## 本文抜粋
==========
炭素数2~24のアルケニル基としては、具体的には、エテニル基、プロペニル基、ブテニル基、ペンテニル基、ヘキセニル基、ヘプテニル基、オクテニル基、ノネニル基、デセニル基、ドデセニル基、トリデセニル基、テトラデセニル基、ペンタデセニル基、ヘキサデセニル基、ヘプタデセニル基、オクタデセニル基、エイコセニル基、ドコセニル基、テトラコセニル基等が挙げられ、これらは分岐構造、環状構造を有していてもよい。
置換基を有していてもよいアリール基としては、フェニル基、トリル基、キシリル基、クメニル基、メシチル基、ビフェニル基、ナフチル基等の無置換のアリール基、炭素数1~24の炭化水素基、炭素数1~10のアルキル基、炭素数2~10のアルケニル基、炭素数2~10のアルコキシ基等の置換基を有する前記アリール基が挙げられる。
これらの中でも、適度なブリード性を付与する観点から、炭素数8~22のアルキル基又はアルケニル基が好ましく、特にドデシル基、イソトリデシル基、テトラデシル基、ヘキサデシル基、オクタデシル基が好ましい。
【0018】
前記一般式(1)中、AOは炭素数2~4のオキシアルキレン基であり、具体的にはオキシエチレン基、1,2-または1,3-オキシプロピレン基、1,2-、1,3-または1,4-オキシブチレン基が挙げられる。これらの中でも、好ましいのはオキシエチレン基と1,2-オキシプロピレン基であり、特に好ましいのはオキシエチレン基である。nはアルキレンオキサイドの平均付加モル数であり、1~10の数であるが、帯電防止効果の観点から好ましくは1~6の数である。nが2以上の場合、n個のAOは同一でも異なっていてもよく、異なる場合は-(AO)-はランダム付加、ブロック付加または交互付加のいずれの付加形式でもよい。mは1~3の整数であり、好ましくは1または2である。
==========
## 提供資料
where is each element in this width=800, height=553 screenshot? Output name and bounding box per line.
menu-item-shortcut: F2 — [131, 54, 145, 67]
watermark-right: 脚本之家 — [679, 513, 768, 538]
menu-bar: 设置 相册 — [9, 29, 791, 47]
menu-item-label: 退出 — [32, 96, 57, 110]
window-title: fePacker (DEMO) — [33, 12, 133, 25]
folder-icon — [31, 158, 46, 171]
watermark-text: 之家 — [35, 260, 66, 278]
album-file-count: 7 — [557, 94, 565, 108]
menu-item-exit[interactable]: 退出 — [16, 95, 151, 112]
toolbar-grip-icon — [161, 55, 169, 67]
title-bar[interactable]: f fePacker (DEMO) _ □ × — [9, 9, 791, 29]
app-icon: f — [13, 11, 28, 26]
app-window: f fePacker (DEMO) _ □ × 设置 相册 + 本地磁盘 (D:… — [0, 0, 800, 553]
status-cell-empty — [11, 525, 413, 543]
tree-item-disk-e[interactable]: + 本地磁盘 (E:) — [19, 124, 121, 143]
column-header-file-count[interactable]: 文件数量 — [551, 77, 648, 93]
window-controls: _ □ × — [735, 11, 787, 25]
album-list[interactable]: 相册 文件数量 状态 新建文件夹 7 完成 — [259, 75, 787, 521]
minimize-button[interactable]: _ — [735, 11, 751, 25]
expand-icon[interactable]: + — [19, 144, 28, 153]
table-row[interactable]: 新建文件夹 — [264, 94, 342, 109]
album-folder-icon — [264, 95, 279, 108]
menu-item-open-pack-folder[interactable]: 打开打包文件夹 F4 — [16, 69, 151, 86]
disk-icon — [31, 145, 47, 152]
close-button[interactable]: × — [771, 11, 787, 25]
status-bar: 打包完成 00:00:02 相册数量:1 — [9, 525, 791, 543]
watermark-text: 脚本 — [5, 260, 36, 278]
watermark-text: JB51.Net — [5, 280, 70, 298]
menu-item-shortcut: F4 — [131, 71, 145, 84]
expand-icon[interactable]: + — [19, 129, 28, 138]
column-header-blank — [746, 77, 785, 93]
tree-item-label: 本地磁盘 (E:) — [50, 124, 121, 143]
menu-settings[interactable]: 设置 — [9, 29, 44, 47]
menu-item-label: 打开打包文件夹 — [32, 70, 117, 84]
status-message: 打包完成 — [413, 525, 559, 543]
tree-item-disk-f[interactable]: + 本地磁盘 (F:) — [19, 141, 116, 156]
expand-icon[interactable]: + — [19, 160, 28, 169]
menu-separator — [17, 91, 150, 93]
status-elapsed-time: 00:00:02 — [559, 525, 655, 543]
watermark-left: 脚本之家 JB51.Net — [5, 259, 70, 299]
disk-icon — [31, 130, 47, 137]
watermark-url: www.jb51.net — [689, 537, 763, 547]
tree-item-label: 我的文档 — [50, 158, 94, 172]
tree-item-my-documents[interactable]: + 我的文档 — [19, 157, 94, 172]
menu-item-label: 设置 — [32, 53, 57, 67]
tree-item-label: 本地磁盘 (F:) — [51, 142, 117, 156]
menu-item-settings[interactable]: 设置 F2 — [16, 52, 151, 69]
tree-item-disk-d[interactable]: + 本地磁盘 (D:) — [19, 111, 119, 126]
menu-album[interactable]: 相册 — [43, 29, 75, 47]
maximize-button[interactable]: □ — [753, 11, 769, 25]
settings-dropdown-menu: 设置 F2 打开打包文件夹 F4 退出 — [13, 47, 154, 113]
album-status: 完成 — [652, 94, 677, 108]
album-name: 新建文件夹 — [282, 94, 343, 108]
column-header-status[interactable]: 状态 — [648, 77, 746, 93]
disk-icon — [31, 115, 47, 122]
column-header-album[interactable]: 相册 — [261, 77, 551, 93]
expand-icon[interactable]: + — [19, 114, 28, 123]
==========
## 練習問題
a) 本文抜粋について、次の問いに答えよ。
(i) 適度なブリード性を付与する観点から好ましいとされるアルキル基又はアルケニル基の炭素数はいくつか。
(ii) AOとして特に好ましいとされるのは何基か。
(iii) 帯電防止効果の観点から、nは好ましくはどの範囲の数とされているか。
b) 本文抜粋のうち、「これらの中でも、適度なブリー」から「好ましくは1または2である。」までのすべてを、一字も変えずに書き写せ。

## 解答例
a)
(i) 炭素数8~22である。
(ii) オキシエチレン基である。
(iii) 1~6の数である。

b)
これらの中でも、適度なブリード性を付与する観点から、炭素数8~22のアルキル基又はアルケニル基が好ましく、特にドデシル基、イソトリデシル基、テトラデシル基、ヘキサデシル基、オクタデシル基が好ましい。
【0018】
前記一般式(1)中、AOは炭素数2~4のオキシアルキレン基であり、具体的にはオキシエチレン基、1,2-または1,3-オキシプロピレン基、1,2-、1,3-または1,4-オキシブチレン基が挙げられる。これらの中でも、好ましいのはオキシエチレン基と1,2-オキシプロピレン基であり、特に好ましいのはオキシエチレン基である。nはアルキレンオキサイドの平均付加モル数であり、1~10の数であるが、帯電防止効果の観点から好ましくは1~6の数である。nが2以上の場合、n個のAOは同一でも異なっていてもよく、異なる場合は-(AO)-はランダム付加、ブロック付加または交互付加のいずれの付加形式でもよい。mは1~3の整数であり、好ましくは1または2である。